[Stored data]

>>

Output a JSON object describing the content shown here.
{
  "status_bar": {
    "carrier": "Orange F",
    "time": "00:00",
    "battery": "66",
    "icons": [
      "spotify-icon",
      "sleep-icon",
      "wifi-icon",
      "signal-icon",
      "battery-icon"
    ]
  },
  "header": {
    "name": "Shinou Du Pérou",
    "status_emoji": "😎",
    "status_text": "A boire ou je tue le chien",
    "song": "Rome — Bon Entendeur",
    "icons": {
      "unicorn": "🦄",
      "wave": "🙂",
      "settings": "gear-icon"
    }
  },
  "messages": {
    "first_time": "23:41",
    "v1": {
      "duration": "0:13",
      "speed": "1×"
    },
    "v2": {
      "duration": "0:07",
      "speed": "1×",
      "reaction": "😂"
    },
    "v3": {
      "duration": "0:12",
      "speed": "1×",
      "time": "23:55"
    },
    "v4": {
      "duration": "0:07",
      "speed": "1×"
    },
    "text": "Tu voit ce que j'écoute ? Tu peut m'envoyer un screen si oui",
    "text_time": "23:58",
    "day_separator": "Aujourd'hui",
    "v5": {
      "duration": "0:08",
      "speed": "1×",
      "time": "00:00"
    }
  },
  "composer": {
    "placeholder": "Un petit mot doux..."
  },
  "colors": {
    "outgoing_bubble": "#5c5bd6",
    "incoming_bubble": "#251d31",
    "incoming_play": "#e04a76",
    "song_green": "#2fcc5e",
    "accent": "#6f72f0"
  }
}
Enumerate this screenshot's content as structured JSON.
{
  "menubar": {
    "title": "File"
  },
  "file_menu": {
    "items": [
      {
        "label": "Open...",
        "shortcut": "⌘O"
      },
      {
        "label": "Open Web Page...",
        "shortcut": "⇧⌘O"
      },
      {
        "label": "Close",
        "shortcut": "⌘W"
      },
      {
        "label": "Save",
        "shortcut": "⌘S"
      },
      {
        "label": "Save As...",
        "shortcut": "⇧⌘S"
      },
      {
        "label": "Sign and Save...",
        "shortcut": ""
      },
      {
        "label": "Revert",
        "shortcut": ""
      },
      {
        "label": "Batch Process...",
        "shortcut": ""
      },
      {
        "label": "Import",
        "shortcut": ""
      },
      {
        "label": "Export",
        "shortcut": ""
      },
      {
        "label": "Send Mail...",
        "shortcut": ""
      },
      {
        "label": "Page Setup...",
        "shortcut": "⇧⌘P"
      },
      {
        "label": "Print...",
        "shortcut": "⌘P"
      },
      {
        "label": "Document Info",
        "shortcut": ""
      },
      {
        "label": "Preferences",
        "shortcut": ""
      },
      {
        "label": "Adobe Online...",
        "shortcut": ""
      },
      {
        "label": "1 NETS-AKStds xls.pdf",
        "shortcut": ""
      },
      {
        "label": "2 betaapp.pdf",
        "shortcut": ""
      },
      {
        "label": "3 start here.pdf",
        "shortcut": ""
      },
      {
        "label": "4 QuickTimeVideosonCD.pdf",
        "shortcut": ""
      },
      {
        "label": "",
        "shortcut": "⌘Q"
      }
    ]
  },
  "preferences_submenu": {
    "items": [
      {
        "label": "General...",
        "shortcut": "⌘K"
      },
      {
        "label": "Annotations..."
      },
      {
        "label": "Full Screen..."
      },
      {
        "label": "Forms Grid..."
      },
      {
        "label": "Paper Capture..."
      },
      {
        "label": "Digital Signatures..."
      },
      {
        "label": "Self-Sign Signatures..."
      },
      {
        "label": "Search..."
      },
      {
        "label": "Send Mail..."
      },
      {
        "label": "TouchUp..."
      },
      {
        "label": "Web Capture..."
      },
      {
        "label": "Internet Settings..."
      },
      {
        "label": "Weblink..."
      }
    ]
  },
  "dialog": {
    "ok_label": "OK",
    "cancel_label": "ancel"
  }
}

<<

> Exercise details: Retype every entry above, word for word.

> Finished task:
Output a JSON object describing the content shown here.
{
  "status_bar": {
    "carrier": "Orange F",
    "time": "00:00",
    "battery": "66",
    "icons": [
      "spotify-icon",
      "sleep-icon",
      "wifi-icon",
      "signal-icon",
      "battery-icon"
    ]
  },
  "header": {
    "name": "Shinou Du Pérou",
    "status_emoji": "😎",
    "status_text": "A boire ou je tue le chien",
    "song": "Rome — Bon Entendeur",
    "icons": {
      "unicorn": "🦄",
      "wave": "🙂",
      "settings": "gear-icon"
    }
  },
  "messages": {
    "first_time": "23:41",
    "v1": {
      "duration": "0:13",
      "speed": "1×"
    },
    "v2": {
      "duration": "0:07",
      "speed": "1×",
      "reaction": "😂"
    },
    "v3": {
      "duration": "0:12",
      "speed": "1×",
      "time": "23:55"
    },
    "v4": {
      "duration": "0:07",
      "speed": "1×"
    },
    "text": "Tu voit ce que j'écoute ? Tu peut m'envoyer un screen si oui",
    "text_time": "23:58",
    "day_separator": "Aujourd'hui",
    "v5": {
      "duration": "0:08",
      "speed": "1×",
      "time": "00:00"
    }
  },
  "composer": {
    "placeholder": "Un petit mot doux..."
  },
  "colors": {
    "outgoing_bubble": "#5c5bd6",
    "incoming_bubble": "#251d31",
    "incoming_play": "#e04a76",
    "song_green": "#2fcc5e",
    "accent": "#6f72f0"
  }
}
Enumerate this screenshot's content as structured JSON.
{
  "menubar": {
    "title": "File"
  },
  "file_menu": {
    "items": [
      {
        "label": "Open...",
        "shortcut": "⌘O"
      },
      {
        "label": "Open Web Page...",
        "shortcut": "⇧⌘O"
      },
      {
        "label": "Close",
        "shortcut": "⌘W"
      },
      {
        "label": "Save",
        "shortcut": "⌘S"
      },
      {
        "label": "Save As...",
        "shortcut": "⇧⌘S"
      },
      {
        "label": "Sign and Save...",
        "shortcut": ""
      },
      {
        "label": "Revert",
        "shortcut": ""
      },
      {
        "label": "Batch Process...",
        "shortcut": ""
      },
      {
        "label": "Import",
        "shortcut": ""
      },
      {
        "label": "Export",
        "shortcut": ""
      },
      {
        "label": "Send Mail...",
        "shortcut": ""
      },
      {
        "label": "Page Setup...",
        "shortcut": "⇧⌘P"
      },
      {
        "label": "Print...",
        "shortcut": "⌘P"
      },
      {
        "label": "Document Info",
        "shortcut": ""
      },
      {
        "label": "Preferences",
        "shortcut": ""
      },
      {
        "label": "Adobe Online...",
        "shortcut": ""
      },
      {
        "label": "1 NETS-AKStds xls.pdf",
        "shortcut": ""
      },
      {
        "label": "2 betaapp.pdf",
        "shortcut": ""
      },
      {
        "label": "3 start here.pdf",
        "shortcut": ""
      },
      {
        "label": "4 QuickTimeVideosonCD.pdf",
        "shortcut": ""
      },
      {
        "label": "",
        "shortcut": "⌘Q"
      }
    ]
  },
  "preferences_submenu": {
    "items": [
      {
        "label": "General...",
        "shortcut": "⌘K"
      },
      {
        "label": "Annotations..."
      },
      {
        "label": "Full Screen..."
      },
      {
        "label": "Forms Grid..."
      },
      {
        "label": "Paper Capture..."
      },
      {
        "label": "Digital Signatures..."
      },
      {
        "label": "Self-Sign Signatures..."
      },
      {
        "label": "Search..."
      },
      {
        "label": "Send Mail..."
      },
      {
        "label": "TouchUp..."
      },
      {
        "label": "Web Capture..."
      },
      {
        "label": "Internet Settings..."
      },
      {
        "label": "Weblink..."
      }
    ]
  },
  "dialog": {
    "ok_label": "OK",
    "cancel_label": "ancel"
  }
}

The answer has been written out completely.